TASK GOAL: Output every line exactly as written. Leave out pictures.

DATA FOR THE TASK:
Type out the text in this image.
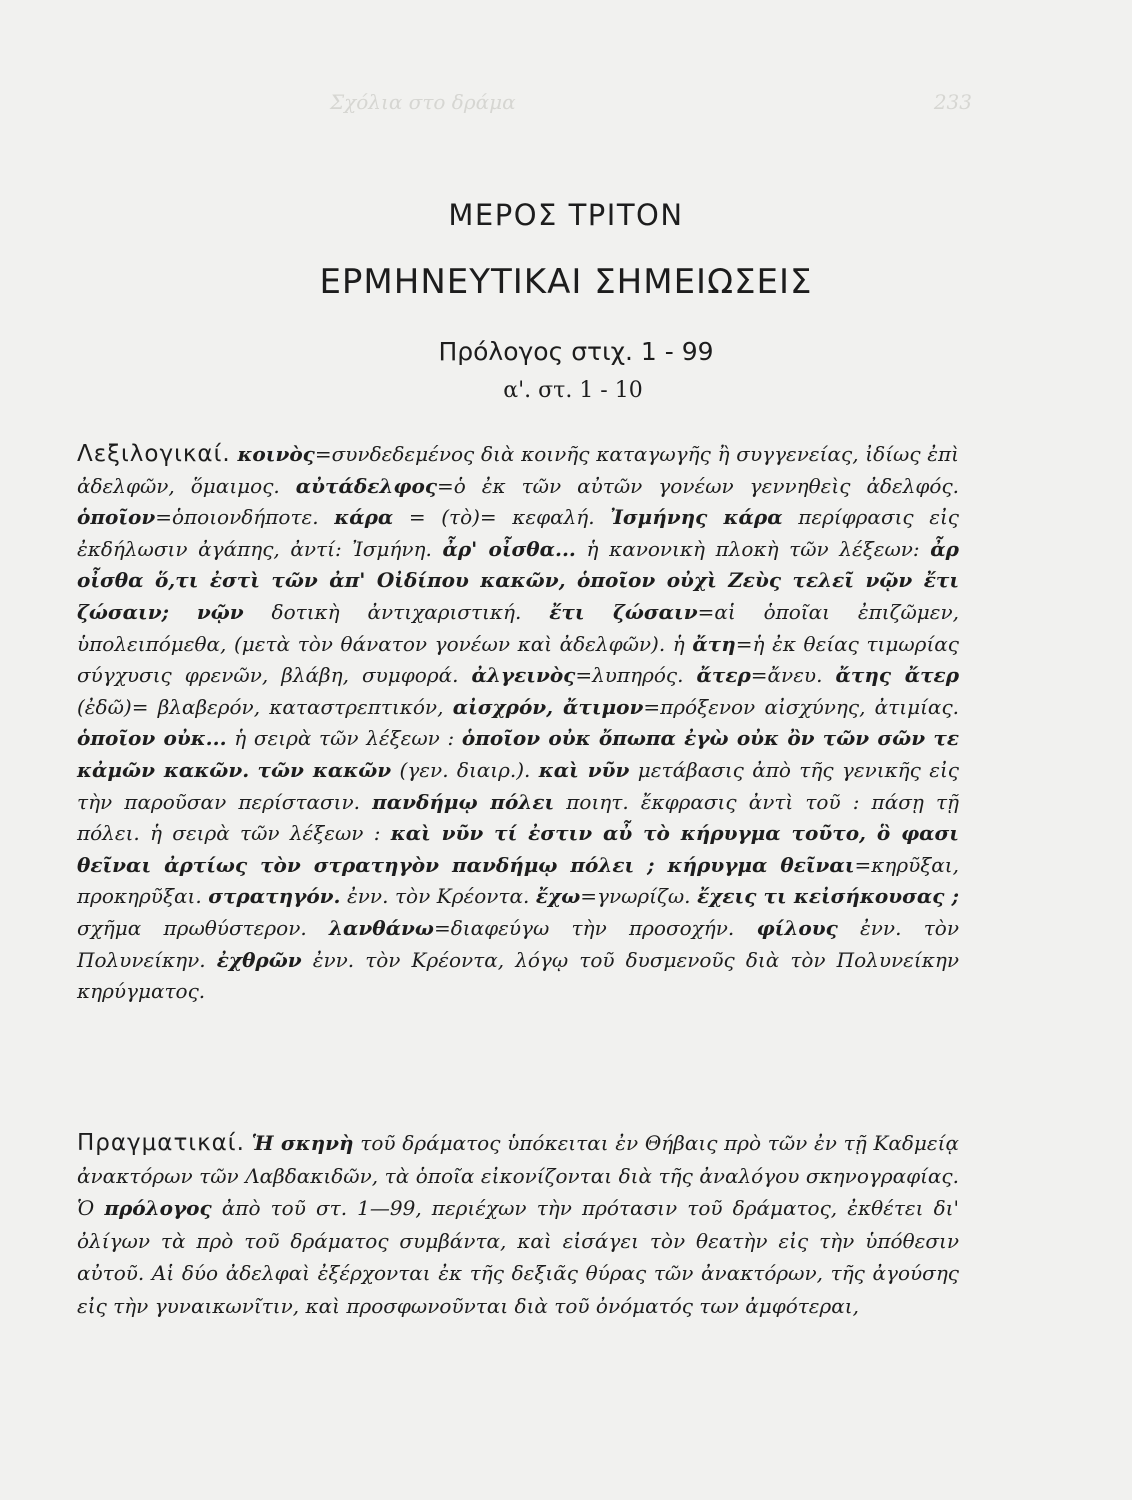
Σχόλια στο δράμα	233
ΜΕΡΟΣ ΤΡΙΤΟΝ
ΕΡΜΗΝΕΥΤΙΚΑΙ ΣΗΜΕΙΩΣΕΙΣ
Πρόλογος στιχ. 1 - 99
α'. στ. 1 - 10
Λεξιλογικαί. κοινὸς=συνδεδεμένος διὰ κοινῆς καταγωγῆς ἢ συγγενείας, ἰδίως ἐπὶ ἀδελφῶν, ὅμαιμος. αὐτάδελφος=ὁ ἐκ τῶν αὐτῶν γονέων γεννηθεὶς ἀδελφός. ὁποῖον=ὁποιονδήποτε. κάρα = (τὸ)= κεφαλή. Ἰσμήνης κάρα περίφρασις εἰς ἐκδήλωσιν ἀγάπης, ἀντί: Ἰσμήνη. ἆρ' οἶσθα... ἡ κανονικὴ πλοκὴ τῶν λέξεων: ἆρ οἶσθα ὅ,τι ἐστὶ τῶν ἀπ' Οἰδίπου κακῶν, ὁποῖον οὐχὶ Ζεὺς τελεῖ νῷν ἔτι ζώσαιν; νῷν δοτικὴ ἀντιχαριστική. ἔτι ζώσαιν=αἱ ὁποῖαι ἐπιζῶμεν, ὑπολειπόμεθα, (μετὰ τὸν θάνατον γονέων καὶ ἀδελφῶν). ἡ ἄτη=ἡ ἐκ θείας τιμωρίας σύγχυσις φρενῶν, βλάβη, συμφορά. ἀλγεινὸς=λυπηρός. ἄτερ=ἄνευ. ἄτης ἄτερ (ἐδῶ)= βλαβερόν, καταστρεπτικόν, αἰσχρόν, ἄτιμον=πρόξενον αἰσχύνης, ἀτιμίας. ὁποῖον οὐκ... ἡ σειρὰ τῶν λέξεων : ὁποῖον οὐκ ὄπωπα ἐγὼ οὐκ ὂν τῶν σῶν τε κἀμῶν κακῶν. τῶν κακῶν (γεν. διαιρ.). καὶ νῦν μετάβασις ἀπὸ τῆς γενικῆς εἰς τὴν παροῦσαν περίστασιν. πανδήμῳ πόλει ποιητ. ἔκφρασις ἀντὶ τοῦ : πάσῃ τῇ πόλει. ἡ σειρὰ τῶν λέξεων : καὶ νῦν τί ἐστιν αὖ τὸ κήρυγμα τοῦτο, ὃ φασι θεῖναι ἀρτίως τὸν στρατηγὸν πανδήμῳ πόλει ; κήρυγμα θεῖναι=κηρῦξαι, προκηρῦξαι. στρατηγόν. ἐνν. τὸν Κρέοντα. ἔχω=γνωρίζω. ἔχεις τι κεἰσήκουσας ; σχῆμα πρωθύστερον. λανθάνω=διαφεύγω τὴν προσοχήν. φίλους ἐνν. τὸν Πολυνείκην. ἐχθρῶν ἐνν. τὸν Κρέοντα, λόγῳ τοῦ δυσμενοῦς διὰ τὸν Πολυνείκην κηρύγματος.
Πραγματικαί. Ἡ σκηνὴ τοῦ δράματος ὑπόκειται ἐν Θήβαις πρὸ τῶν ἐν τῇ Καδμείᾳ ἀνακτόρων τῶν Λαβδακιδῶν, τὰ ὁποῖα εἰκονίζονται διὰ τῆς ἀναλόγου σκηνογραφίας. Ὁ πρόλογος ἀπὸ τοῦ στ. 1—99, περιέχων τὴν πρότασιν τοῦ δράματος, ἐκθέτει δι' ὀλίγων τὰ πρὸ τοῦ δράματος συμβάντα, καὶ εἰσάγει τὸν θεατὴν εἰς τὴν ὑπόθεσιν αὐτοῦ. Αἱ δύο ἀδελφαὶ ἐξέρχονται ἐκ τῆς δεξιᾶς θύρας τῶν ἀνακτόρων, τῆς ἀγούσης εἰς τὴν γυναικωνῖτιν, καὶ προσφωνοῦνται διὰ τοῦ ὀνόματός των ἀμφότεραι,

RESULT:
Type out the text in this image.
Σχόλια στο δράμα	233
ΜΕΡΟΣ ΤΡΙΤΟΝ
ΕΡΜΗΝΕΥΤΙΚΑΙ ΣΗΜΕΙΩΣΕΙΣ
Πρόλογος στιχ. 1 - 99
α'. στ. 1 - 10
Λεξιλογικαί. κοινὸς=συνδεδεμένος διὰ κοινῆς καταγωγῆς ἢ συγγενείας, ἰδίως ἐπὶ ἀδελφῶν, ὅμαιμος. αὐτάδελφος=ὁ ἐκ τῶν αὐτῶν γονέων γεννηθεὶς ἀδελφός. ὁποῖον=ὁποιονδήποτε. κάρα = (τὸ)= κεφαλή. Ἰσμήνης κάρα περίφρασις εἰς ἐκδήλωσιν ἀγάπης, ἀντί: Ἰσμήνη. ἆρ' οἶσθα... ἡ κανονικὴ πλοκὴ τῶν λέξεων: ἆρ οἶσθα ὅ,τι ἐστὶ τῶν ἀπ' Οἰδίπου κακῶν, ὁποῖον οὐχὶ Ζεὺς τελεῖ νῷν ἔτι ζώσαιν; νῷν δοτικὴ ἀντιχαριστική. ἔτι ζώσαιν=αἱ ὁποῖαι ἐπιζῶμεν, ὑπολειπόμεθα, (μετὰ τὸν θάνατον γονέων καὶ ἀδελφῶν). ἡ ἄτη=ἡ ἐκ θείας τιμωρίας σύγχυσις φρενῶν, βλάβη, συμφορά. ἀλγεινὸς=λυπηρός. ἄτερ=ἄνευ. ἄτης ἄτερ (ἐδῶ)= βλαβερόν, καταστρεπτικόν, αἰσχρόν, ἄτιμον=πρόξενον αἰσχύνης, ἀτιμίας. ὁποῖον οὐκ... ἡ σειρὰ τῶν λέξεων : ὁποῖον οὐκ ὄπωπα ἐγὼ οὐκ ὂν τῶν σῶν τε κἀμῶν κακῶν. τῶν κακῶν (γεν. διαιρ.). καὶ νῦν μετάβασις ἀπὸ τῆς γενικῆς εἰς τὴν παροῦσαν περίστασιν. πανδήμῳ πόλει ποιητ. ἔκφρασις ἀντὶ τοῦ : πάσῃ τῇ πόλει. ἡ σειρὰ τῶν λέξεων : καὶ νῦν τί ἐστιν αὖ τὸ κήρυγμα τοῦτο, ὃ φασι θεῖναι ἀρτίως τὸν στρατηγὸν πανδήμῳ πόλει ; κήρυγμα θεῖναι=κηρῦξαι, προκηρῦξαι. στρατηγόν. ἐνν. τὸν Κρέοντα. ἔχω=γνωρίζω. ἔχεις τι κεἰσήκουσας ; σχῆμα πρωθύστερον. λανθάνω=διαφεύγω τὴν προσοχήν. φίλους ἐνν. τὸν Πολυνείκην. ἐχθρῶν ἐνν. τὸν Κρέοντα, λόγῳ τοῦ δυσμενοῦς διὰ τὸν Πολυνείκην κηρύγματος.
Πραγματικαί. Ἡ σκηνὴ τοῦ δράματος ὑπόκειται ἐν Θήβαις πρὸ τῶν ἐν τῇ Καδμείᾳ ἀνακτόρων τῶν Λαβδακιδῶν, τὰ ὁποῖα εἰκονίζονται διὰ τῆς ἀναλόγου σκηνογραφίας. Ὁ πρόλογος ἀπὸ τοῦ στ. 1—99, περιέχων τὴν πρότασιν τοῦ δράματος, ἐκθέτει δι' ὀλίγων τὰ πρὸ τοῦ δράματος συμβάντα, καὶ εἰσάγει τὸν θεατὴν εἰς τὴν ὑπόθεσιν αὐτοῦ. Αἱ δύο ἀδελφαὶ ἐξέρχονται ἐκ τῆς δεξιᾶς θύρας τῶν ἀνακτόρων, τῆς ἀγούσης εἰς τὴν γυναικωνῖτιν, καὶ προσφωνοῦνται διὰ τοῦ ὀνόματός των ἀμφότεραι,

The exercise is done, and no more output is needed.